## Begin

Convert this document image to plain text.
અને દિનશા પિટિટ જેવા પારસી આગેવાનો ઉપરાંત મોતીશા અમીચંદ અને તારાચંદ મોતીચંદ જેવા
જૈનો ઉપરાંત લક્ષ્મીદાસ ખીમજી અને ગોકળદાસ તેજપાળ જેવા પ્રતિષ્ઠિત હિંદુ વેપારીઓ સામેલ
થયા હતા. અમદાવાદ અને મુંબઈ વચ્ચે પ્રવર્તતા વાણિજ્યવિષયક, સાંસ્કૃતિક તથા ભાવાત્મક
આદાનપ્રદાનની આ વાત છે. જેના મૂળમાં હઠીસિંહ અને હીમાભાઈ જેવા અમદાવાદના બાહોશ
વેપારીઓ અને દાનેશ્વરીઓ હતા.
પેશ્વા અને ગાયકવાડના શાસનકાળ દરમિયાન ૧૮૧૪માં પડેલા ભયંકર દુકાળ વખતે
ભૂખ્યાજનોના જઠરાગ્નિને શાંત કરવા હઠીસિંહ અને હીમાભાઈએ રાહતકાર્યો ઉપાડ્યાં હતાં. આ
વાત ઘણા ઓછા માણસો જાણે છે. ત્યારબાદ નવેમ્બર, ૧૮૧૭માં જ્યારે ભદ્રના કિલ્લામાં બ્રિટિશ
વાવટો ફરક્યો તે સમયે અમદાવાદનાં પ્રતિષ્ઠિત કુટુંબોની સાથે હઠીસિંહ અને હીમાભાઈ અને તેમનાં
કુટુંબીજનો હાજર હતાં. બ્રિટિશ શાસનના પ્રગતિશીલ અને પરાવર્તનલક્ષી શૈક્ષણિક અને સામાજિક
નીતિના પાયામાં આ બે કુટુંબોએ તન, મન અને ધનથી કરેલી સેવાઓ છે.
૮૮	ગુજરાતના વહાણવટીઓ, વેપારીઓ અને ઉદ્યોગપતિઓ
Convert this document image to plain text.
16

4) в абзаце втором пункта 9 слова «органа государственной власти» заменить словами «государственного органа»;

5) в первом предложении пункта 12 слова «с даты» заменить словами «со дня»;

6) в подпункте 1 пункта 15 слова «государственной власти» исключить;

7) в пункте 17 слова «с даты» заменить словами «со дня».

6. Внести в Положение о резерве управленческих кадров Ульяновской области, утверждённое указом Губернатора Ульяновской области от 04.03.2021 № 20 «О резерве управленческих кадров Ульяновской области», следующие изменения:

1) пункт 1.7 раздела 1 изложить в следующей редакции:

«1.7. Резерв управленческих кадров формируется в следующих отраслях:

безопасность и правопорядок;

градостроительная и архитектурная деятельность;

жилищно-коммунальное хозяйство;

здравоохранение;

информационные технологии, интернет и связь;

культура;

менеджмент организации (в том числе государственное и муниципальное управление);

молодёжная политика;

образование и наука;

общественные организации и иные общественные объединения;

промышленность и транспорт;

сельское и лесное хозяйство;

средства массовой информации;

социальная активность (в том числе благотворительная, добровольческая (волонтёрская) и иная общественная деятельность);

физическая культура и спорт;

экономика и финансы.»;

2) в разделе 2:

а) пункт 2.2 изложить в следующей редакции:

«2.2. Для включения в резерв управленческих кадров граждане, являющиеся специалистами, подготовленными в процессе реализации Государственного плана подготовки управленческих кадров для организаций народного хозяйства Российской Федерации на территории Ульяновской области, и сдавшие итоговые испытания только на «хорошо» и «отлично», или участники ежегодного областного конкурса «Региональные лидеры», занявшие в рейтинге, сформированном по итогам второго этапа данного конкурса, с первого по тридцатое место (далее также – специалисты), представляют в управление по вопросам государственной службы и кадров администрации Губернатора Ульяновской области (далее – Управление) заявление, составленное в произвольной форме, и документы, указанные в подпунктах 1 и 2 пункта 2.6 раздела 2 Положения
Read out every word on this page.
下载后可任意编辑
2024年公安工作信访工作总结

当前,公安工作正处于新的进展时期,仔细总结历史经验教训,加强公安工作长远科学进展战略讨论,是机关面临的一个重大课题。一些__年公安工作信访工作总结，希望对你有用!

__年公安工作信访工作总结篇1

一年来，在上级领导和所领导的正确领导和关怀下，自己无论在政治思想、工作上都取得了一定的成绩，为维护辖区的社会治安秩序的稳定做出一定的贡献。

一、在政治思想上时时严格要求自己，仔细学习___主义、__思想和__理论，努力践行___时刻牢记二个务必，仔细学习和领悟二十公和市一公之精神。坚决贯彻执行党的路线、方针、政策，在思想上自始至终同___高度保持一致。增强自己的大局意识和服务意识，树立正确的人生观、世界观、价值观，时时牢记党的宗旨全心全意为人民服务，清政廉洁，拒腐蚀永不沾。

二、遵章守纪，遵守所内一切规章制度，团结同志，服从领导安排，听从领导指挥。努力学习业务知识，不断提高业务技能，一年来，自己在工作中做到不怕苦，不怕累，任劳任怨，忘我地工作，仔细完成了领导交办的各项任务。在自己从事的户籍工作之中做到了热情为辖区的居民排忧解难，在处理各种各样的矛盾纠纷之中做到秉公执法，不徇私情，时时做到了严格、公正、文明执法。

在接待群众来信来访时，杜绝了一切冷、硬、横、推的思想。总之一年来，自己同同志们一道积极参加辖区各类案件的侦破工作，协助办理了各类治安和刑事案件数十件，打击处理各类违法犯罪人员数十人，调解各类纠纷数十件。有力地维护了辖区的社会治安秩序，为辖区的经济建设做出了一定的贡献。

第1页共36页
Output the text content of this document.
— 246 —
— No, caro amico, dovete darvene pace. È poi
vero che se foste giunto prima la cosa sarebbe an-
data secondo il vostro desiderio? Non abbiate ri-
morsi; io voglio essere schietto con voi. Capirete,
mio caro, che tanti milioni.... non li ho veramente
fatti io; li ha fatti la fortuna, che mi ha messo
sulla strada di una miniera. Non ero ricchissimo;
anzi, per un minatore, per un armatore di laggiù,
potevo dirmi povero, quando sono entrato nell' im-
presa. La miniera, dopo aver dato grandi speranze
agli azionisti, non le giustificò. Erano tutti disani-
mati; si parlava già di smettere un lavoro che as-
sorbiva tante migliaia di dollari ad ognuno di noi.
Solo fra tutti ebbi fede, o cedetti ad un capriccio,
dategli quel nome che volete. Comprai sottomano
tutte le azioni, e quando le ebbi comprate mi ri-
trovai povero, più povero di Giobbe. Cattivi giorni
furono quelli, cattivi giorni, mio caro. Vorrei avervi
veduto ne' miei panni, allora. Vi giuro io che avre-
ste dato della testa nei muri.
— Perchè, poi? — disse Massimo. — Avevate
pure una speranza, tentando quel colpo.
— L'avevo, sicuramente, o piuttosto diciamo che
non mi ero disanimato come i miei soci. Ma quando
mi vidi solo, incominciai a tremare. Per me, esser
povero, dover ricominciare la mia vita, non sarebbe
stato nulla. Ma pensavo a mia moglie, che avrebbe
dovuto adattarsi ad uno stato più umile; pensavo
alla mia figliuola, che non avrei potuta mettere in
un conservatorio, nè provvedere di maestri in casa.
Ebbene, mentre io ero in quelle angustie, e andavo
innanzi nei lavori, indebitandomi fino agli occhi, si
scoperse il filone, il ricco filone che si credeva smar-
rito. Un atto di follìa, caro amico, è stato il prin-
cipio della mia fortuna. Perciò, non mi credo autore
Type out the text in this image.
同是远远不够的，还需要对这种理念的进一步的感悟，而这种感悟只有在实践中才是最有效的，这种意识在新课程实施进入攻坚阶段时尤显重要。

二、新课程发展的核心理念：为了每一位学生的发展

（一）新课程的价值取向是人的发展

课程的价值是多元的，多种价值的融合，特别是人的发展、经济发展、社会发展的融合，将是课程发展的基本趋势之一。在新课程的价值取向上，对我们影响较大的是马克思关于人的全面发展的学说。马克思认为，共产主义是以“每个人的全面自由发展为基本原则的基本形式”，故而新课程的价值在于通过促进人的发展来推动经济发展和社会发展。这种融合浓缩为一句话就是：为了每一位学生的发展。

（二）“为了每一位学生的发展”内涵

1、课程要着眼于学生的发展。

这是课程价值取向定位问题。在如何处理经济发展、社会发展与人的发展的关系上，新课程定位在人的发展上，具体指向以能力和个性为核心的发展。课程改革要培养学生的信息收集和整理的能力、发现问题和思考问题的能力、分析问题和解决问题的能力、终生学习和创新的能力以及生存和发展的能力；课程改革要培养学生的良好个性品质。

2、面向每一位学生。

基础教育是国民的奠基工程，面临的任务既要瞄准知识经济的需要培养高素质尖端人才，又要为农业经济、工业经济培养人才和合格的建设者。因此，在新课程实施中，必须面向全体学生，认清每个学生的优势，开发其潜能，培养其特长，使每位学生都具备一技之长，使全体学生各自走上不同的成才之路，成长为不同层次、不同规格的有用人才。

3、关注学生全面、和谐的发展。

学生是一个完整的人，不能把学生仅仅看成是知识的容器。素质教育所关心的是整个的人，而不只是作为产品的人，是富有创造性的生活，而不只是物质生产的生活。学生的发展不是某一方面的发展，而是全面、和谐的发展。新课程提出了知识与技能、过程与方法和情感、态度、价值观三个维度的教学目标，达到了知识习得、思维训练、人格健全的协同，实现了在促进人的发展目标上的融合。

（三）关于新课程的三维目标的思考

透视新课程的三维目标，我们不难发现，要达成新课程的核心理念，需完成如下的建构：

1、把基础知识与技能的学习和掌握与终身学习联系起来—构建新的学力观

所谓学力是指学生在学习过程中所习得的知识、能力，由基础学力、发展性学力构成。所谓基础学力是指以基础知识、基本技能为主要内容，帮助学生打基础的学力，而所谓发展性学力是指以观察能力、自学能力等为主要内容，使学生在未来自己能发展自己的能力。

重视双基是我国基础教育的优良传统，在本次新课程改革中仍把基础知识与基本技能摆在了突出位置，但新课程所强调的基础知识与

## End

YOUR GOAL — Reproduce each line from the records that contains the word "слова".

EXPECTED ANSWER —
4) в абзаце втором пункта 9 слова «органа государственной власти» заменить словами «государственного органа»;
5) в первом предложении пункта 12 слова «с даты» заменить словами «со дня»;
6) в подпункте 1 пункта 15 слова «государственной власти» исключить;
7) в пункте 17 слова «с даты» заменить словами «со дня».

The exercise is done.